Start Provided information

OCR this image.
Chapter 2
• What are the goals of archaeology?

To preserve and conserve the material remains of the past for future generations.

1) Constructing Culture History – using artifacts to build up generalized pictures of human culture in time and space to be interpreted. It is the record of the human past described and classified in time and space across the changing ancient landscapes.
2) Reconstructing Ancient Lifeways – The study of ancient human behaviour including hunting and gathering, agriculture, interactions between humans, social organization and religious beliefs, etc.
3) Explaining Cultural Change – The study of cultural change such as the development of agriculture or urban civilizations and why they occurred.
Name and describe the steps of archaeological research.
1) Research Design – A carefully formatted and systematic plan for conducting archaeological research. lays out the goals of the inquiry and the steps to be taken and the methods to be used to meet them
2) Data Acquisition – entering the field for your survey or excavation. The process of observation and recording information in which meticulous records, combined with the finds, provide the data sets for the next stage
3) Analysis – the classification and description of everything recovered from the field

End Provided information

* Task objective: Select every line of the records holding the string "archaeological".

* Task solution:
Name and describe the steps of archaeological research.
1) Research Design – A carefully formatted and systematic plan for conducting archaeological research. lays out the goals of the inquiry and the steps to be taken and the methods to be used to meet them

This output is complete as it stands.